*What to do*
Keep only the lines that hold the string "دبلوم", filtering out the rest of the entries below.

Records
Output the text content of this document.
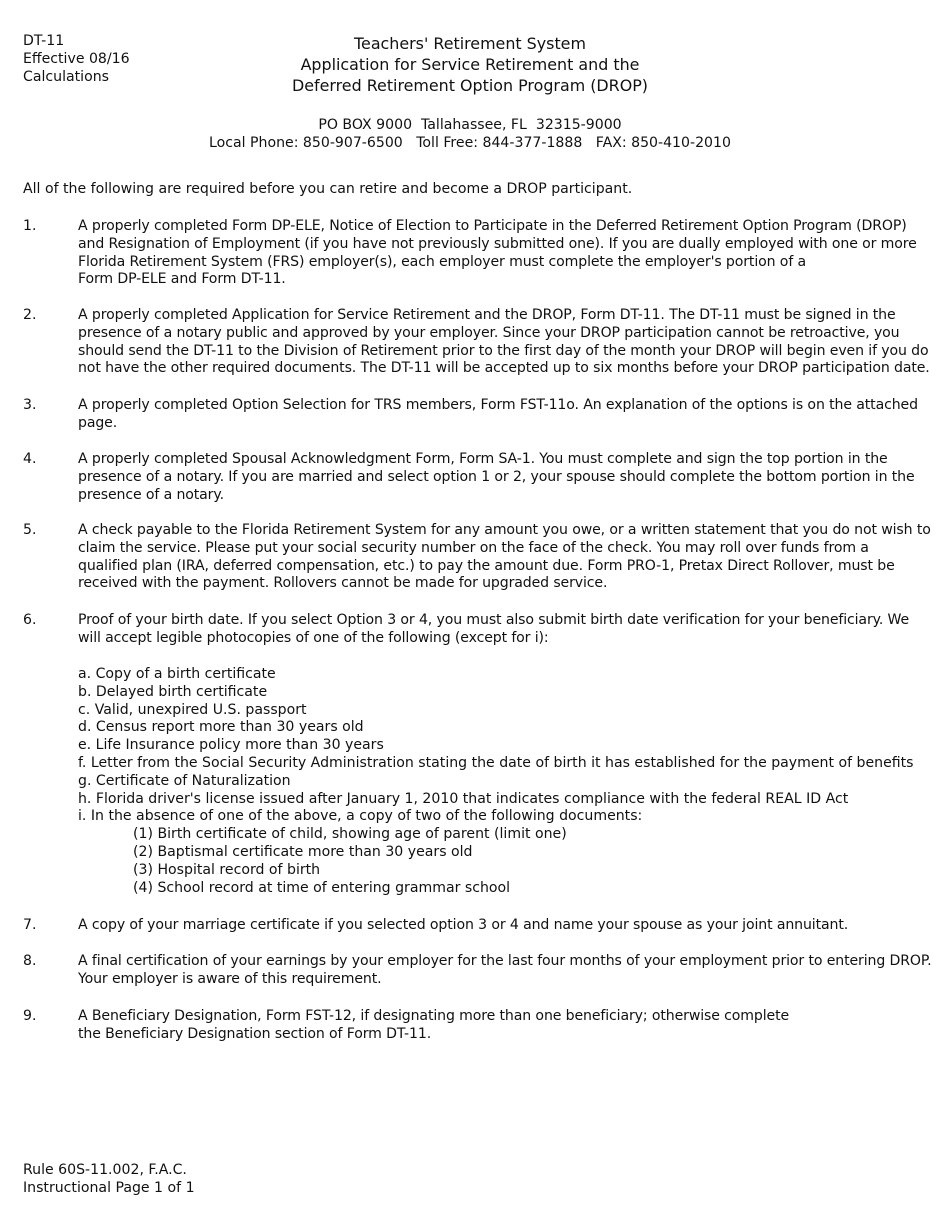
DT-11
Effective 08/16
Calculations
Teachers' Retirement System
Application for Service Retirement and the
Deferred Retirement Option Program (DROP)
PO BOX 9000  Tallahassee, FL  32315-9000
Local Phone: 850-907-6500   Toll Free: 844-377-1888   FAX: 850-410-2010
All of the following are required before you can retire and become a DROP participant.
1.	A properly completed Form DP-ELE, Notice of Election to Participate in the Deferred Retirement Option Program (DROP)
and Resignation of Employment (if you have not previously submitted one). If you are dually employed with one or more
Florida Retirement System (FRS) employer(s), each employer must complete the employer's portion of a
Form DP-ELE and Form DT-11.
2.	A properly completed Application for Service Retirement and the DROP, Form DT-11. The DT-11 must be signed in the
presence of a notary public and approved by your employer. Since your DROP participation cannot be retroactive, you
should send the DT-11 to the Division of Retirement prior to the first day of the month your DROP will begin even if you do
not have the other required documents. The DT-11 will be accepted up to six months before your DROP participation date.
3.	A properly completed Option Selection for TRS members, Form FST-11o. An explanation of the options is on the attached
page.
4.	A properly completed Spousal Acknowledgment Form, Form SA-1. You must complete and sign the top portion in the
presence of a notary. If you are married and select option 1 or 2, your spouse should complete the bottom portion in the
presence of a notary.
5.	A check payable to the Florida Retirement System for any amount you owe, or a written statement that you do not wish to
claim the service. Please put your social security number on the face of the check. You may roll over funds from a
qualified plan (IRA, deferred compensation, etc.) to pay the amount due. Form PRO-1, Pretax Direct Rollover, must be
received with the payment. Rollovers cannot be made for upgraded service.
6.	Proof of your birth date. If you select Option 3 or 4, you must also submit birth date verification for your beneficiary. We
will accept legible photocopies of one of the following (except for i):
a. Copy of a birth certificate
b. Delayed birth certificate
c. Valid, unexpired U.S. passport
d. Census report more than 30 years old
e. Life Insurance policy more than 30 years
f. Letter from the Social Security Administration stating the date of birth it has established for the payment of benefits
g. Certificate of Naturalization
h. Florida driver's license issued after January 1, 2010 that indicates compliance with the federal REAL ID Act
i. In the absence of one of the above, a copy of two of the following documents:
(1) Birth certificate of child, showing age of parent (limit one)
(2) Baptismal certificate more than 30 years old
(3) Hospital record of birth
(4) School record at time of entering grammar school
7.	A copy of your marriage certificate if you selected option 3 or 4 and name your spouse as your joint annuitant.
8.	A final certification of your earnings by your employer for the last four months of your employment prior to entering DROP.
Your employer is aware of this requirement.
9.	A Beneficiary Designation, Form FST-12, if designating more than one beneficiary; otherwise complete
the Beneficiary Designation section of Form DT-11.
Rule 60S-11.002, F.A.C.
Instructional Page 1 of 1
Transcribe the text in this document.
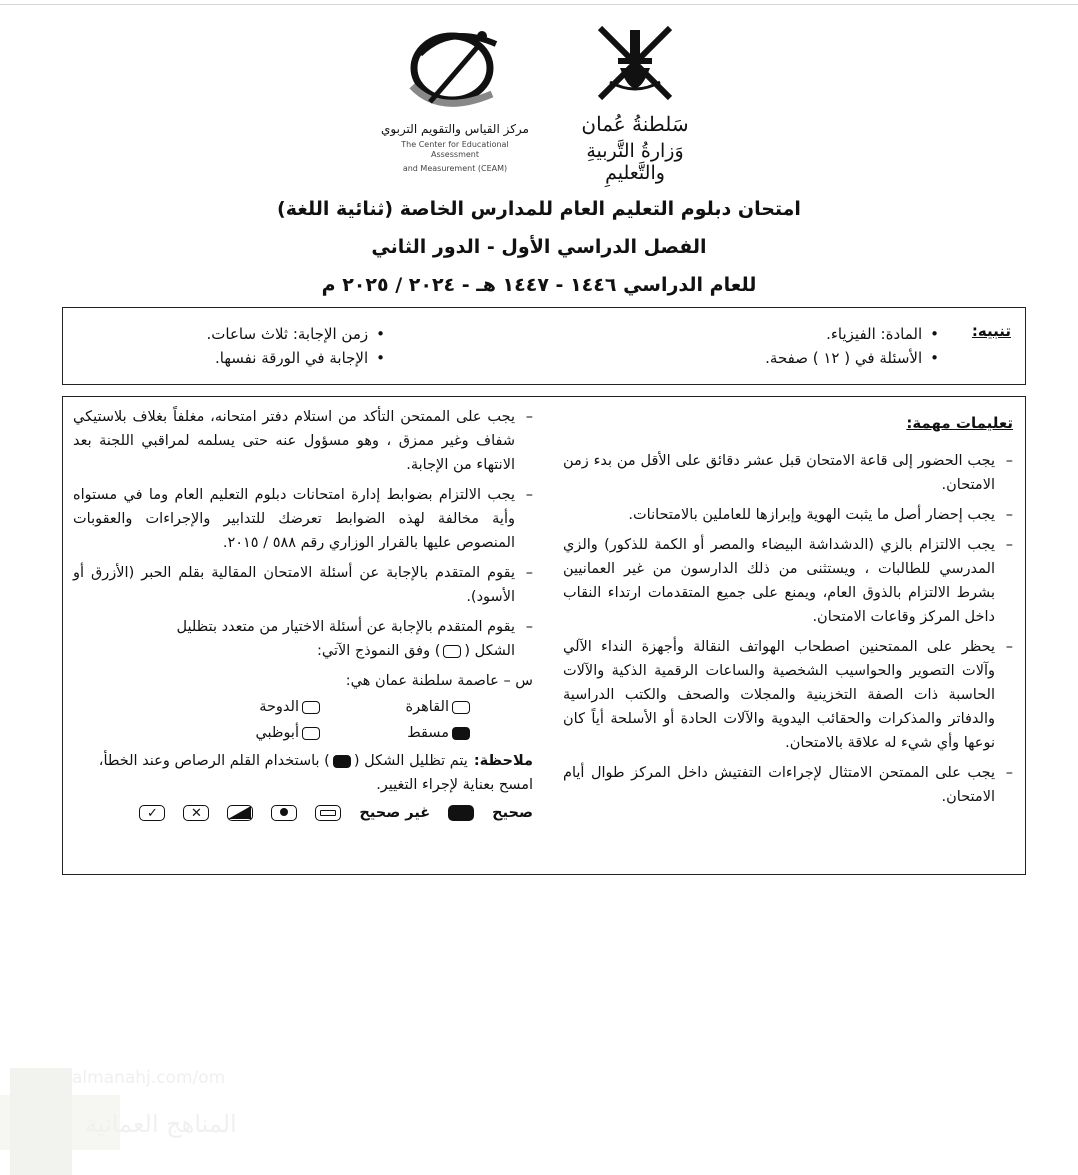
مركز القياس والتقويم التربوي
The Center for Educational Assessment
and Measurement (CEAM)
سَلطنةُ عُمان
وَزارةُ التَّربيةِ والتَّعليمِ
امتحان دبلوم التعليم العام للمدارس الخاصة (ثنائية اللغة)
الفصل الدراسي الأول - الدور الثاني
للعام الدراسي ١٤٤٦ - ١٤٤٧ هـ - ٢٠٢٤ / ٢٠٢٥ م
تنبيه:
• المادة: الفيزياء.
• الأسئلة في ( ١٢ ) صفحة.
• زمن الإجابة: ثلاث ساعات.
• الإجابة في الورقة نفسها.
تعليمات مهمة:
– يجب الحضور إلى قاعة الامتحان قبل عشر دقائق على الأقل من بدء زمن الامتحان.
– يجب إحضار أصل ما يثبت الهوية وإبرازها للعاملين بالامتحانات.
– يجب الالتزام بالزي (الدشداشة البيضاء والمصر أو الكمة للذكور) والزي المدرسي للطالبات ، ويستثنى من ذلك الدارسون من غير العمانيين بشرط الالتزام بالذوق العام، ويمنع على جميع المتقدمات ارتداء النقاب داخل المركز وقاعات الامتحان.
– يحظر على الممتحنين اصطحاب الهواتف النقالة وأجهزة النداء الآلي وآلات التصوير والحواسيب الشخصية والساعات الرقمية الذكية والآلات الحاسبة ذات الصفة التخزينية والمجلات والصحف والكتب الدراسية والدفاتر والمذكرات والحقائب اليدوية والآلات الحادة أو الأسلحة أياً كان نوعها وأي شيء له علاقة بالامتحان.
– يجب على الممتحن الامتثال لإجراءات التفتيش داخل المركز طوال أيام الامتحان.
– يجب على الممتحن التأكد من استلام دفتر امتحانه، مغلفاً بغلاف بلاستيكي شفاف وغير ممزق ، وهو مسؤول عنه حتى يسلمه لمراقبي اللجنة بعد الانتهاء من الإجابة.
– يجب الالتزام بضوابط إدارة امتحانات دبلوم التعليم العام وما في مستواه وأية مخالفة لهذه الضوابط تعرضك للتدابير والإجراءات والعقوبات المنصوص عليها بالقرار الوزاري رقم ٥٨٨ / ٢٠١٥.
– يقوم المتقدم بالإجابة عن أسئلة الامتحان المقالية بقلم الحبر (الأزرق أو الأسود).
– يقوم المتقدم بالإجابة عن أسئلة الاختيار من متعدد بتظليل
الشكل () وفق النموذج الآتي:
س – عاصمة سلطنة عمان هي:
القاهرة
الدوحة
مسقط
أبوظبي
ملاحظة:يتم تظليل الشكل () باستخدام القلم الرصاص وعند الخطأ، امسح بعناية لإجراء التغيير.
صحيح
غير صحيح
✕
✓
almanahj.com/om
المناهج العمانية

==

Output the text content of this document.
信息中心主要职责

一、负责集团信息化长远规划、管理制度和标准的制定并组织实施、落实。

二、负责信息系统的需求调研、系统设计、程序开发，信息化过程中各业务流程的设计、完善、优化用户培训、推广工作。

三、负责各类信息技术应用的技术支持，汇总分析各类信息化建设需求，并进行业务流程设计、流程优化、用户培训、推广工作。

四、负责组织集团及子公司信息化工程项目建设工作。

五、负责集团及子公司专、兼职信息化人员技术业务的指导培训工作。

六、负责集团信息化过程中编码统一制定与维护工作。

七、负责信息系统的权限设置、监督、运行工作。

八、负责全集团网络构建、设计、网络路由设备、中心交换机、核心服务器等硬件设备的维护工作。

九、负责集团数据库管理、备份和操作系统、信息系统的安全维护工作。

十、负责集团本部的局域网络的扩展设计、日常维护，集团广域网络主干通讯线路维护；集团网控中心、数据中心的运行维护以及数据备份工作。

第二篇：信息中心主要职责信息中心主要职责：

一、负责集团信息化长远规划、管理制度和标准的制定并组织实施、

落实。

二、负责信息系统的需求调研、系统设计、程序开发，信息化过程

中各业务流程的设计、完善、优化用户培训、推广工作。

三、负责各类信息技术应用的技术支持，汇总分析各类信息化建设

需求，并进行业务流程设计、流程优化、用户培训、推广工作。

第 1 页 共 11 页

==

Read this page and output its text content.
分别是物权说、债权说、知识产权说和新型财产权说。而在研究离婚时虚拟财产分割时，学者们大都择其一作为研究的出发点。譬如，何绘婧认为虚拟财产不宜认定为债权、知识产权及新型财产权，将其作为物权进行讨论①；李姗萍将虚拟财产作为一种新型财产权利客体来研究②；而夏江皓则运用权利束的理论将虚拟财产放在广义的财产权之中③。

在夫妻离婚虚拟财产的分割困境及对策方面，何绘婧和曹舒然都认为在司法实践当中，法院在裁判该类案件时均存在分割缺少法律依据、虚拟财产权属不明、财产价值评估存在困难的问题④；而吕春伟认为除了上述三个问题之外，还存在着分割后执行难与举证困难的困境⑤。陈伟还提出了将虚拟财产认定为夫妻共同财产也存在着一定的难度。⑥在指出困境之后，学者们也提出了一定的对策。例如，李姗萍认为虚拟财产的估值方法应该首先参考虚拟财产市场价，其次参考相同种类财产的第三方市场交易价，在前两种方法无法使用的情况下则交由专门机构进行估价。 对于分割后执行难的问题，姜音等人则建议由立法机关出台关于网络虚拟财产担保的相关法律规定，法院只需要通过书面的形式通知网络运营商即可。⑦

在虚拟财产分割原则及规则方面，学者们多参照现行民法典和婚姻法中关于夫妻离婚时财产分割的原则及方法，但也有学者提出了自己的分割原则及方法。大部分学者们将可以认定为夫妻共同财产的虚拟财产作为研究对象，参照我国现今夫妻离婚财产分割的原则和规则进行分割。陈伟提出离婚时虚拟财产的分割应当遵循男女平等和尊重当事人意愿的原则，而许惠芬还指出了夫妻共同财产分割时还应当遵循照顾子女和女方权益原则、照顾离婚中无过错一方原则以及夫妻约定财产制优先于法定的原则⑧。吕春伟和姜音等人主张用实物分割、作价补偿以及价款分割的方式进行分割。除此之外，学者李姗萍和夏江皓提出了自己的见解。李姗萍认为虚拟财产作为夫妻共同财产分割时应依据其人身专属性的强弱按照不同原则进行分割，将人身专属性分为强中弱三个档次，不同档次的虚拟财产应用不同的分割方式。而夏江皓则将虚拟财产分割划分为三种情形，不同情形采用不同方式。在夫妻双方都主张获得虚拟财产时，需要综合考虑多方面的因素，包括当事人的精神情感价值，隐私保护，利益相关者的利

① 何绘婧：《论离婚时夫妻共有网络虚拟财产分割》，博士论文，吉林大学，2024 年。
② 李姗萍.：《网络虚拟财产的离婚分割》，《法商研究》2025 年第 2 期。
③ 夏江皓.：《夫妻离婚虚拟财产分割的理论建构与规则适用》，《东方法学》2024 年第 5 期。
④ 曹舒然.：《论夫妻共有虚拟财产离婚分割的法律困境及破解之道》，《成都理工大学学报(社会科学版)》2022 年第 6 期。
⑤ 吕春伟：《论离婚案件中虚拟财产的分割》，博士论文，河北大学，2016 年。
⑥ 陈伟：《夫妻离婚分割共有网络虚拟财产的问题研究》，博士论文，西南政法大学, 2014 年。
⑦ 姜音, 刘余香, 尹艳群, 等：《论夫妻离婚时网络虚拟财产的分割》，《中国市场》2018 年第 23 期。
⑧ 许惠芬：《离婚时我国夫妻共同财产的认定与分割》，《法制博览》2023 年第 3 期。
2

*Solution for this problem*
امتحان دبلوم التعليم العام للمدارس الخاصة (ثنائية اللغة)
– يجب الالتزام بضوابط إدارة امتحانات دبلوم التعليم العام وما في مستواه وأية مخالفة لهذه الضوابط تعرضك للتدابير والإجراءات والعقوبات المنصوص عليها بالقرار الوزاري رقم ٥٨٨ / ٢٠١٥.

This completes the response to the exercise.